▶ Task statement:
Using the records below, please work out how many lines contain "this"; answer with the number alone.
---------- Records for processing ----------
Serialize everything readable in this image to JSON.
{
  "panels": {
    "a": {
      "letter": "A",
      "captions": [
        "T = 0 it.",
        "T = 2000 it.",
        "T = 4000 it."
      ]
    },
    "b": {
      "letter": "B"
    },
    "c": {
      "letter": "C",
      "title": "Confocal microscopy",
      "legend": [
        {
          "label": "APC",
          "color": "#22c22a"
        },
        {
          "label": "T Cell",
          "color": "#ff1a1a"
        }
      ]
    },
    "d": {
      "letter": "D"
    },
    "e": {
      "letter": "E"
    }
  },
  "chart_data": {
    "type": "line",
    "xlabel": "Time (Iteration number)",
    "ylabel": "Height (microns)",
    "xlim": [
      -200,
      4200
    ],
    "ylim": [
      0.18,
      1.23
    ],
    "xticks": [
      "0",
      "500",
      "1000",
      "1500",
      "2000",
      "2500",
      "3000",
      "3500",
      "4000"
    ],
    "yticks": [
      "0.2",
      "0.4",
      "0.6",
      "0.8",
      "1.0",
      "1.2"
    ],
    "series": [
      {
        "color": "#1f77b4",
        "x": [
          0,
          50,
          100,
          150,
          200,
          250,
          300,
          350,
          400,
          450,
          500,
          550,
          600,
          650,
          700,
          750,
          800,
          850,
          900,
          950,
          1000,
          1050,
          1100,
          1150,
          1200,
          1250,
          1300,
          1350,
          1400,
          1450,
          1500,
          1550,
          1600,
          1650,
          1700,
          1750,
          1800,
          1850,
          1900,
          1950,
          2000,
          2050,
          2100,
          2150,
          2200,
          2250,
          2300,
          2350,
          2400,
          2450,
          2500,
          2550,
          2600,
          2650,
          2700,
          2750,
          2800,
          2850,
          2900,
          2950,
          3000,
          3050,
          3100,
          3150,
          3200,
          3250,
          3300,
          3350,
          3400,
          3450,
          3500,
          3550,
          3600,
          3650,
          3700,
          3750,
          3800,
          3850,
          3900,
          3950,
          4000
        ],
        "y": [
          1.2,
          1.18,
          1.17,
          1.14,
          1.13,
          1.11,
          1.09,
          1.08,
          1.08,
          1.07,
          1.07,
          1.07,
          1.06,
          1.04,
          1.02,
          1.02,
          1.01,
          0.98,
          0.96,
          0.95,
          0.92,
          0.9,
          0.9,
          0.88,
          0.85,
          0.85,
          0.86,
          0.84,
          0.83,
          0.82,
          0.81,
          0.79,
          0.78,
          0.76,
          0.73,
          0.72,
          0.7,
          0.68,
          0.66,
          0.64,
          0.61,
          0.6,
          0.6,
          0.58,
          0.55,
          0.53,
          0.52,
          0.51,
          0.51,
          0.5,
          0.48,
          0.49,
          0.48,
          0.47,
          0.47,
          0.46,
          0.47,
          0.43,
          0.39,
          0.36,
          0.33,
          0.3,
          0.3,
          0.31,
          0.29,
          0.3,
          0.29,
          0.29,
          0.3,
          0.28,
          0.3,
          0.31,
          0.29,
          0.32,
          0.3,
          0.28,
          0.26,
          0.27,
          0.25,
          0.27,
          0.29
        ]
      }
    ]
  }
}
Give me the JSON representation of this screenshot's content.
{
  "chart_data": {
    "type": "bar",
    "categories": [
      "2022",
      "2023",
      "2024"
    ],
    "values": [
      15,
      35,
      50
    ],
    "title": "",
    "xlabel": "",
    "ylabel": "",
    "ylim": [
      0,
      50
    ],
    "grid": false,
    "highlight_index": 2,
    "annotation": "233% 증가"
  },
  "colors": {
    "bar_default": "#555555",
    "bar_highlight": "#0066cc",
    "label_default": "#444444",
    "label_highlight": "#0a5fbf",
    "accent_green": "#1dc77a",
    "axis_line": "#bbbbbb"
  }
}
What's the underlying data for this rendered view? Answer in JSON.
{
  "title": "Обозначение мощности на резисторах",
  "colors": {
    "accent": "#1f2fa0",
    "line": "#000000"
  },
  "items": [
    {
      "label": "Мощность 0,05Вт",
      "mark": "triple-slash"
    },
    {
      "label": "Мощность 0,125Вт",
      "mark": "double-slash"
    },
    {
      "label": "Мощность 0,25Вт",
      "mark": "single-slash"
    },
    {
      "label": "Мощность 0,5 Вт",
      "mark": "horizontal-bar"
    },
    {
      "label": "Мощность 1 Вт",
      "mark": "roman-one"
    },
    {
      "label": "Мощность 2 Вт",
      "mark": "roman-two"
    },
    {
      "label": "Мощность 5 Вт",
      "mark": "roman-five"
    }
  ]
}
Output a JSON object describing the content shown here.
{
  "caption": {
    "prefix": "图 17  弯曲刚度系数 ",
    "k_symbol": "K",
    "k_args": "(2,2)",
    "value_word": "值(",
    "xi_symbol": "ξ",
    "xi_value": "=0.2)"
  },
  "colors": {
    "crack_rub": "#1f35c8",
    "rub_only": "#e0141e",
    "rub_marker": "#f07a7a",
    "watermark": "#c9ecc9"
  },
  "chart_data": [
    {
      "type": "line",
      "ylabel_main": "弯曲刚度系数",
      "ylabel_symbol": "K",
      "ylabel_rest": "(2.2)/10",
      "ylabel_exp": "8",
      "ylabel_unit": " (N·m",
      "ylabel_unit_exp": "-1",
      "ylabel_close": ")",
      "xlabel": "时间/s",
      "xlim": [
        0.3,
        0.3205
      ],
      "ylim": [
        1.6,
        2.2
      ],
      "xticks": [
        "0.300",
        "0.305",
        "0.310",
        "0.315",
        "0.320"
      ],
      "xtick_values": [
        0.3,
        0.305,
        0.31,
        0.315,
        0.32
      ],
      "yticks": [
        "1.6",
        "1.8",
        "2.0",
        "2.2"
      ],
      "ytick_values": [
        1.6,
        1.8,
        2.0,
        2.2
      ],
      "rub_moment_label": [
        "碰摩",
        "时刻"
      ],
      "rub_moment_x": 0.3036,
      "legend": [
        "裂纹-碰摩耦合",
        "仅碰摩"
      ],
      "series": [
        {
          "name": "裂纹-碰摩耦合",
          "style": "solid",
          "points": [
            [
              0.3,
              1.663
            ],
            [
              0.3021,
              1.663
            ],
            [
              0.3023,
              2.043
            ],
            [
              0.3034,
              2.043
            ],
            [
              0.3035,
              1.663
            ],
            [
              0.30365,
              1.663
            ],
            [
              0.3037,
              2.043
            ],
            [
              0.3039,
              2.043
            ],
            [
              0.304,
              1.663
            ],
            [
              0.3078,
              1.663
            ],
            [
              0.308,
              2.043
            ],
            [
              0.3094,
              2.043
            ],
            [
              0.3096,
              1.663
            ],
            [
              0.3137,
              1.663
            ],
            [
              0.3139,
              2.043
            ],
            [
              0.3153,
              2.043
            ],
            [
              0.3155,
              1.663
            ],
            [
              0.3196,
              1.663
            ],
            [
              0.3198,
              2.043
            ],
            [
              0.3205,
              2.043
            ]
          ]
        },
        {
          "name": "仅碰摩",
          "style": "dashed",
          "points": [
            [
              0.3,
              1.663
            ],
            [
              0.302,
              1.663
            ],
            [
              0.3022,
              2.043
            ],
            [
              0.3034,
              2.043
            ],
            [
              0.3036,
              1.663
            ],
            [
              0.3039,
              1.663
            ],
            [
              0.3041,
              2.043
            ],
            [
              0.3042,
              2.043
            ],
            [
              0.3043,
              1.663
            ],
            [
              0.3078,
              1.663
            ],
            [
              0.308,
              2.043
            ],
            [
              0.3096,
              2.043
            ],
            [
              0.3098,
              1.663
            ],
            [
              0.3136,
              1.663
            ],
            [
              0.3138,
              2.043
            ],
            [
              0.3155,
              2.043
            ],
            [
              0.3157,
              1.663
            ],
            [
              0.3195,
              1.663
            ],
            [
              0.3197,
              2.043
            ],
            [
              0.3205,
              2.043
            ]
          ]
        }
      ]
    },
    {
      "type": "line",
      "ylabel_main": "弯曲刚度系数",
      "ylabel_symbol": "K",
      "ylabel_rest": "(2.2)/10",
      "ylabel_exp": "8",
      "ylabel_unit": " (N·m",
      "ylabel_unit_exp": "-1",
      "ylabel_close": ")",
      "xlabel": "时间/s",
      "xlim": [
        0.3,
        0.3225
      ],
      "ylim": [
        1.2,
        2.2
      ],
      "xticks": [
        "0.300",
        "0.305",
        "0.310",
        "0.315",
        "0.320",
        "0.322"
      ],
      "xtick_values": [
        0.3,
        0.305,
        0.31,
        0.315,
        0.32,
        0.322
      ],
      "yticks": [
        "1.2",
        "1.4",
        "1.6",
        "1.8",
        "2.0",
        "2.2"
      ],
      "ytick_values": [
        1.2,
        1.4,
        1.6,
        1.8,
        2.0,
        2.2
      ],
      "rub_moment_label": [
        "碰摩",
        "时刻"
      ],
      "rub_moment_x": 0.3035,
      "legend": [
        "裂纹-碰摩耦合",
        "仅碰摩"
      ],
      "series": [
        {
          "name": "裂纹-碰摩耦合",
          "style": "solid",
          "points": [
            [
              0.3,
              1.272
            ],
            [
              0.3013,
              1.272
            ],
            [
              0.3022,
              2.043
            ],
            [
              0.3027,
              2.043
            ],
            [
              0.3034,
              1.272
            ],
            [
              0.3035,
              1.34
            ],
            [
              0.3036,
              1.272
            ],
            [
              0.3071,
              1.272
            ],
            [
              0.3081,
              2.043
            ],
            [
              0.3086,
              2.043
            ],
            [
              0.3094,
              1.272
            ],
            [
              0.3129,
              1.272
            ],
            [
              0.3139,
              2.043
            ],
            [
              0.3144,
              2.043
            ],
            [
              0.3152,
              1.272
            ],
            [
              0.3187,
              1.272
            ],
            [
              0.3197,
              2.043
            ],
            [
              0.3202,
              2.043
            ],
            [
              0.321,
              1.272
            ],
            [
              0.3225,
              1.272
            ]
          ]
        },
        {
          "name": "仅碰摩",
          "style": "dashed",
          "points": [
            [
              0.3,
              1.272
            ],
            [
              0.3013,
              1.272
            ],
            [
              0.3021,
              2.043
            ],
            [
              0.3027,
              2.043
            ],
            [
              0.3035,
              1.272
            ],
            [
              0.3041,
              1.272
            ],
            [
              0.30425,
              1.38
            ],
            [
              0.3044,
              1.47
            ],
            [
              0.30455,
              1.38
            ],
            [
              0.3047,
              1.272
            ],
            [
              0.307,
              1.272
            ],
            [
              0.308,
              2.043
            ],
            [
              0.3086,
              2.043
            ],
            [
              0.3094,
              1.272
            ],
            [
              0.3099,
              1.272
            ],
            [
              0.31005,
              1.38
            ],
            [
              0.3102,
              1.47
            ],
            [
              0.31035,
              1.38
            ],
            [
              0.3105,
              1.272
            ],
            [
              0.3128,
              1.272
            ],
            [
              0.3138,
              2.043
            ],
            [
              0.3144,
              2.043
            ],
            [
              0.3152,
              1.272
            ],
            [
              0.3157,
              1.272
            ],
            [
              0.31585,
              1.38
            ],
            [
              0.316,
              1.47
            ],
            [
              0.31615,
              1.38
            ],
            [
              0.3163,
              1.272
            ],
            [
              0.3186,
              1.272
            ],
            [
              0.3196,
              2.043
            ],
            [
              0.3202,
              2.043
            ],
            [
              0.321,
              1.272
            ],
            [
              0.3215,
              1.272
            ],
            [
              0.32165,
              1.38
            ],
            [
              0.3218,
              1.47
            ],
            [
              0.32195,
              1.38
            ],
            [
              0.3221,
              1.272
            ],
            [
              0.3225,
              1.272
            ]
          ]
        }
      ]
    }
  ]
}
----------
▶ Answer to the problem:
3